DIRECTION =
Reproduce every line of the material below verbatim.

BEGIN

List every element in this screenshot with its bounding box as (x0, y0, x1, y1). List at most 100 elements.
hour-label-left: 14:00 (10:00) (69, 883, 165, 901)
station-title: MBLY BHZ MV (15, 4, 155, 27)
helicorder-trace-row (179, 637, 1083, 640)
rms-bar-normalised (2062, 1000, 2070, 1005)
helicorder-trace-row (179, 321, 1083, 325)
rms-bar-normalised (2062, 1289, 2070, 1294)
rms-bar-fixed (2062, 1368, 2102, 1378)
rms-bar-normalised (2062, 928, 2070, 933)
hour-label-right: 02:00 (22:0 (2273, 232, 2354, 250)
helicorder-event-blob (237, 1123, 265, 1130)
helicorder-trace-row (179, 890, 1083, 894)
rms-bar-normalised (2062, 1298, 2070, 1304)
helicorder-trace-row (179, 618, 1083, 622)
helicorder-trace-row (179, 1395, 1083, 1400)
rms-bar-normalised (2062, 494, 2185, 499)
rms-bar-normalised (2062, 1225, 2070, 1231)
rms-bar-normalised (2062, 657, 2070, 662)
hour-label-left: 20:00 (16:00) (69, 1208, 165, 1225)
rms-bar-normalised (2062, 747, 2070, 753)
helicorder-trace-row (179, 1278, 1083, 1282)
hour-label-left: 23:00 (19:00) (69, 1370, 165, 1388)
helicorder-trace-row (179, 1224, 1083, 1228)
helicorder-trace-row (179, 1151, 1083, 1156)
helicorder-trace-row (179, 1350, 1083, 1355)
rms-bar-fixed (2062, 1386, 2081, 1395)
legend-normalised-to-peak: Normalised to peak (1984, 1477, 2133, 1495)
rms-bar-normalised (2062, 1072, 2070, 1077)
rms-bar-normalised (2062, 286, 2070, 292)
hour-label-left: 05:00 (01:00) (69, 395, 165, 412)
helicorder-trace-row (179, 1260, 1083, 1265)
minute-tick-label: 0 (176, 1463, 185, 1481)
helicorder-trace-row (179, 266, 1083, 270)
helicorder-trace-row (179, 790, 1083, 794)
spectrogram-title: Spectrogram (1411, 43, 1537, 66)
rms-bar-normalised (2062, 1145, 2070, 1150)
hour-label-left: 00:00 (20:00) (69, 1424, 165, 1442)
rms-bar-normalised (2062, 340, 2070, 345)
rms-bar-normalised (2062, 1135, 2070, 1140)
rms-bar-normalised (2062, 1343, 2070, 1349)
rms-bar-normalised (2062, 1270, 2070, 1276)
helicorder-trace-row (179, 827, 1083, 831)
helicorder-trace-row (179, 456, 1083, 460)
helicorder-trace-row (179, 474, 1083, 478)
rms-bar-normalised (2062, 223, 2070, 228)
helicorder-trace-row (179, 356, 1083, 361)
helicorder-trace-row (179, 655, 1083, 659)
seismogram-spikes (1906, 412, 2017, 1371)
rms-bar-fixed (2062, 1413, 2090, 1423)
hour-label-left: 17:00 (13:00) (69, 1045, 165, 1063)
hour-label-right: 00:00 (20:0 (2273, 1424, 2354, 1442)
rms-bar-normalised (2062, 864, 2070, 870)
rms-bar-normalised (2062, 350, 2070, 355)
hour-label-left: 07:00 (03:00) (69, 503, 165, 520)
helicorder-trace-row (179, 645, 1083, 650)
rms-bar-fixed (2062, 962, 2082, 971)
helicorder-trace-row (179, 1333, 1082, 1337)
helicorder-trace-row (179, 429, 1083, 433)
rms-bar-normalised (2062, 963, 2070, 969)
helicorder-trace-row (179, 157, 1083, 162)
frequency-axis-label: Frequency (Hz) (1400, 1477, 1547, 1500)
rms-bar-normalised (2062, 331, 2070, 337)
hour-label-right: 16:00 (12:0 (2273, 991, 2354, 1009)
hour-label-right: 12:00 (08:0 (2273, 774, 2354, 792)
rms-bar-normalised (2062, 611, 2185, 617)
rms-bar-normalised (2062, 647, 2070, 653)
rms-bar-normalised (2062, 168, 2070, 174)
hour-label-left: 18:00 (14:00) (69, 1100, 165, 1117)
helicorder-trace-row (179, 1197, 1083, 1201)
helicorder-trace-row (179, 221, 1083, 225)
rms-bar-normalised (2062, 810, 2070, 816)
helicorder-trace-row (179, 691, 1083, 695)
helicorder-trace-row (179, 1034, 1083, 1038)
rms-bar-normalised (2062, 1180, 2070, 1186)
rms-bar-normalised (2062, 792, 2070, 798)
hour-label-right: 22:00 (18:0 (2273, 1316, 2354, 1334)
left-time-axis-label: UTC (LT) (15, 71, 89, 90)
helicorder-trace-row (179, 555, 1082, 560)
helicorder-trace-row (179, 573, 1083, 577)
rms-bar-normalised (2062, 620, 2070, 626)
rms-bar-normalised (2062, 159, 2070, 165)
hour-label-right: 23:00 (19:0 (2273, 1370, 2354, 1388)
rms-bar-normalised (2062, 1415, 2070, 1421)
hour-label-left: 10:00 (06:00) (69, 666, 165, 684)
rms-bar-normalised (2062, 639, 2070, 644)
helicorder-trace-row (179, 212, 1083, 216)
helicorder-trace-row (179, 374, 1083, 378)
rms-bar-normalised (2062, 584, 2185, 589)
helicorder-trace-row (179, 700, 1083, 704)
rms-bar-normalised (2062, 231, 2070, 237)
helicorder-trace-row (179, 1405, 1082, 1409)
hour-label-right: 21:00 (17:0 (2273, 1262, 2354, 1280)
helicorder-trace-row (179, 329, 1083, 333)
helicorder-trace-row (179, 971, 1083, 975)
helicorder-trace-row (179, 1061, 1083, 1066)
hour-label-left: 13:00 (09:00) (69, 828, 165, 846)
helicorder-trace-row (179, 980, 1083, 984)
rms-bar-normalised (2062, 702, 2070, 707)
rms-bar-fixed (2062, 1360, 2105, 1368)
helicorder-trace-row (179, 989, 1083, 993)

END

SOLVED PROBLEM =
List every element in this screenshot with its bounding box as (x0, y0, x1, y1). List at most 100 elements.
hour-label-left: 14:00 (10:00) (69, 883, 165, 901)
station-title: MBLY BHZ MV (15, 4, 155, 27)
helicorder-trace-row (179, 637, 1083, 640)
rms-bar-normalised (2062, 1000, 2070, 1005)
helicorder-trace-row (179, 321, 1083, 325)
rms-bar-normalised (2062, 1289, 2070, 1294)
rms-bar-fixed (2062, 1368, 2102, 1378)
rms-bar-normalised (2062, 928, 2070, 933)
hour-label-right: 02:00 (22:0 (2273, 232, 2354, 250)
helicorder-event-blob (237, 1123, 265, 1130)
helicorder-trace-row (179, 890, 1083, 894)
rms-bar-normalised (2062, 1298, 2070, 1304)
helicorder-trace-row (179, 618, 1083, 622)
helicorder-trace-row (179, 1395, 1083, 1400)
rms-bar-normalised (2062, 494, 2185, 499)
rms-bar-normalised (2062, 1225, 2070, 1231)
rms-bar-normalised (2062, 657, 2070, 662)
hour-label-left: 20:00 (16:00) (69, 1208, 165, 1225)
rms-bar-normalised (2062, 747, 2070, 753)
helicorder-trace-row (179, 1278, 1083, 1282)
hour-label-left: 23:00 (19:00) (69, 1370, 165, 1388)
helicorder-trace-row (179, 1224, 1083, 1228)
helicorder-trace-row (179, 1151, 1083, 1156)
helicorder-trace-row (179, 1350, 1083, 1355)
rms-bar-fixed (2062, 1386, 2081, 1395)
legend-normalised-to-peak: Normalised to peak (1984, 1477, 2133, 1495)
rms-bar-normalised (2062, 1072, 2070, 1077)
rms-bar-normalised (2062, 286, 2070, 292)
hour-label-left: 05:00 (01:00) (69, 395, 165, 412)
helicorder-trace-row (179, 1260, 1083, 1265)
minute-tick-label: 0 (176, 1463, 185, 1481)
helicorder-trace-row (179, 266, 1083, 270)
helicorder-trace-row (179, 790, 1083, 794)
spectrogram-title: Spectrogram (1411, 43, 1537, 66)
rms-bar-normalised (2062, 1145, 2070, 1150)
hour-label-left: 00:00 (20:00) (69, 1424, 165, 1442)
rms-bar-normalised (2062, 340, 2070, 345)
rms-bar-normalised (2062, 1135, 2070, 1140)
rms-bar-normalised (2062, 1343, 2070, 1349)
rms-bar-normalised (2062, 1270, 2070, 1276)
helicorder-trace-row (179, 827, 1083, 831)
helicorder-trace-row (179, 456, 1083, 460)
helicorder-trace-row (179, 474, 1083, 478)
rms-bar-normalised (2062, 223, 2070, 228)
helicorder-trace-row (179, 356, 1083, 361)
helicorder-trace-row (179, 655, 1083, 659)
seismogram-spikes (1906, 412, 2017, 1371)
rms-bar-fixed (2062, 1413, 2090, 1423)
hour-label-left: 17:00 (13:00) (69, 1045, 165, 1063)
hour-label-right: 00:00 (20:0 (2273, 1424, 2354, 1442)
rms-bar-normalised (2062, 864, 2070, 870)
rms-bar-normalised (2062, 350, 2070, 355)
hour-label-left: 07:00 (03:00) (69, 503, 165, 520)
helicorder-trace-row (179, 645, 1083, 650)
rms-bar-fixed (2062, 962, 2082, 971)
helicorder-trace-row (179, 1333, 1082, 1337)
helicorder-trace-row (179, 429, 1083, 433)
rms-bar-normalised (2062, 963, 2070, 969)
helicorder-trace-row (179, 157, 1083, 162)
frequency-axis-label: Frequency (Hz) (1400, 1477, 1547, 1500)
rms-bar-normalised (2062, 331, 2070, 337)
hour-label-right: 16:00 (12:0 (2273, 991, 2354, 1009)
hour-label-right: 12:00 (08:0 (2273, 774, 2354, 792)
rms-bar-normalised (2062, 611, 2185, 617)
rms-bar-normalised (2062, 647, 2070, 653)
rms-bar-normalised (2062, 168, 2070, 174)
hour-label-left: 18:00 (14:00) (69, 1100, 165, 1117)
helicorder-trace-row (179, 1197, 1083, 1201)
helicorder-trace-row (179, 221, 1083, 225)
rms-bar-normalised (2062, 810, 2070, 816)
helicorder-trace-row (179, 691, 1083, 695)
helicorder-trace-row (179, 1034, 1083, 1038)
rms-bar-normalised (2062, 1180, 2070, 1186)
rms-bar-normalised (2062, 792, 2070, 798)
hour-label-right: 22:00 (18:0 (2273, 1316, 2354, 1334)
left-time-axis-label: UTC (LT) (15, 71, 89, 90)
helicorder-trace-row (179, 555, 1082, 560)
helicorder-trace-row (179, 573, 1083, 577)
rms-bar-normalised (2062, 620, 2070, 626)
rms-bar-normalised (2062, 159, 2070, 165)
hour-label-right: 23:00 (19:0 (2273, 1370, 2354, 1388)
rms-bar-normalised (2062, 1415, 2070, 1421)
hour-label-left: 10:00 (06:00) (69, 666, 165, 684)
rms-bar-normalised (2062, 639, 2070, 644)
helicorder-trace-row (179, 212, 1083, 216)
helicorder-trace-row (179, 374, 1083, 378)
rms-bar-normalised (2062, 584, 2185, 589)
helicorder-trace-row (179, 700, 1083, 704)
rms-bar-normalised (2062, 231, 2070, 237)
helicorder-trace-row (179, 1405, 1082, 1409)
hour-label-right: 21:00 (17:0 (2273, 1262, 2354, 1280)
helicorder-trace-row (179, 329, 1083, 333)
helicorder-trace-row (179, 971, 1083, 975)
helicorder-trace-row (179, 1061, 1083, 1066)
hour-label-left: 13:00 (09:00) (69, 828, 165, 846)
helicorder-trace-row (179, 980, 1083, 984)
rms-bar-normalised (2062, 702, 2070, 707)
rms-bar-fixed (2062, 1360, 2105, 1368)
helicorder-trace-row (179, 989, 1083, 993)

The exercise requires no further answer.